═════ STORED ROWS ═════

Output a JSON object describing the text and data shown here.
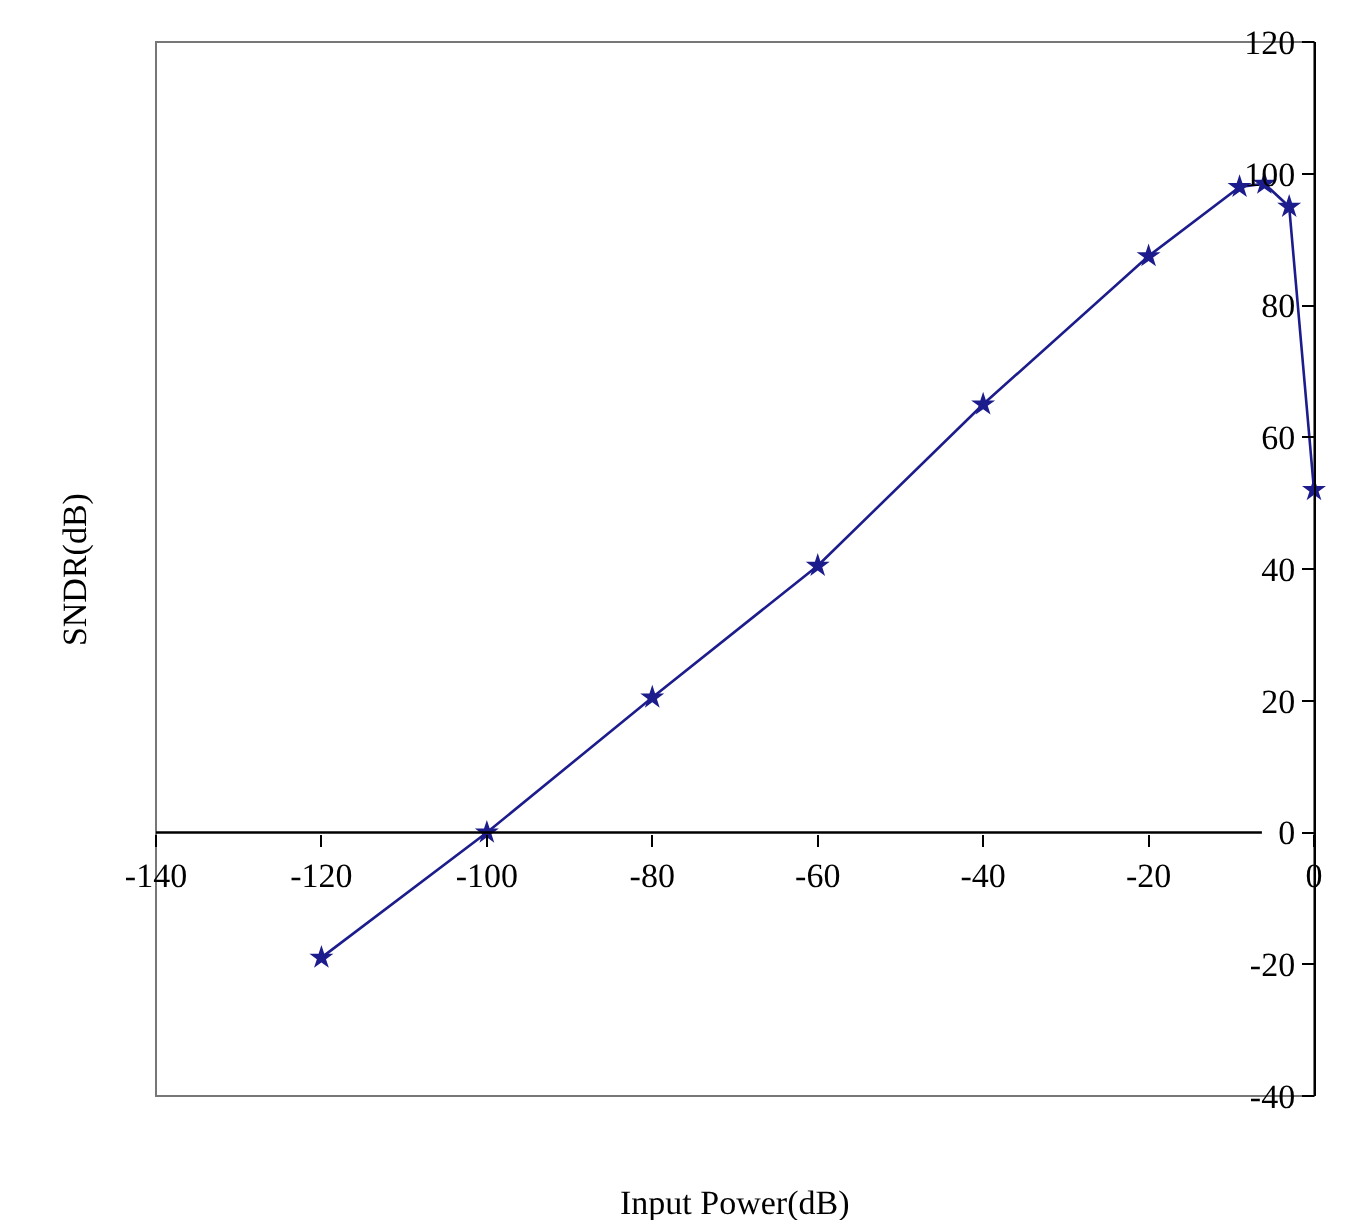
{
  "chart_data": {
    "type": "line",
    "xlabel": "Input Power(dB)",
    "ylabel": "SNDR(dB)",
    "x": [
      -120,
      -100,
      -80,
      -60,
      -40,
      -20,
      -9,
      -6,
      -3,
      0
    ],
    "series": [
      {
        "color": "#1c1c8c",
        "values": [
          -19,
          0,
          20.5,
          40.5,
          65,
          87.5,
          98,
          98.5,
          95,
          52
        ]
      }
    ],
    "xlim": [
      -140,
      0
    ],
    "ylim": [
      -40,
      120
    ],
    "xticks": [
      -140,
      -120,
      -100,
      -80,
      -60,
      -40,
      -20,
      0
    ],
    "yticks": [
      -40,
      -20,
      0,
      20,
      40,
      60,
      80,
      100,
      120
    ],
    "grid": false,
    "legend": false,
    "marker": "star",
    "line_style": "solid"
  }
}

═════

WHAT TO PRODUCE – Copy the entries exactly. Leave out the images.

CORRECT RESULT –
Output a JSON object describing the text and data shown here.
{
  "chart_data": {
    "type": "line",
    "xlabel": "Input Power(dB)",
    "ylabel": "SNDR(dB)",
    "x": [
      -120,
      -100,
      -80,
      -60,
      -40,
      -20,
      -9,
      -6,
      -3,
      0
    ],
    "series": [
      {
        "color": "#1c1c8c",
        "values": [
          -19,
          0,
          20.5,
          40.5,
          65,
          87.5,
          98,
          98.5,
          95,
          52
        ]
      }
    ],
    "xlim": [
      -140,
      0
    ],
    "ylim": [
      -40,
      120
    ],
    "xticks": [
      -140,
      -120,
      -100,
      -80,
      -60,
      -40,
      -20,
      0
    ],
    "yticks": [
      -40,
      -20,
      0,
      20,
      40,
      60,
      80,
      100,
      120
    ],
    "grid": false,
    "legend": false,
    "marker": "star",
    "line_style": "solid"
  }
}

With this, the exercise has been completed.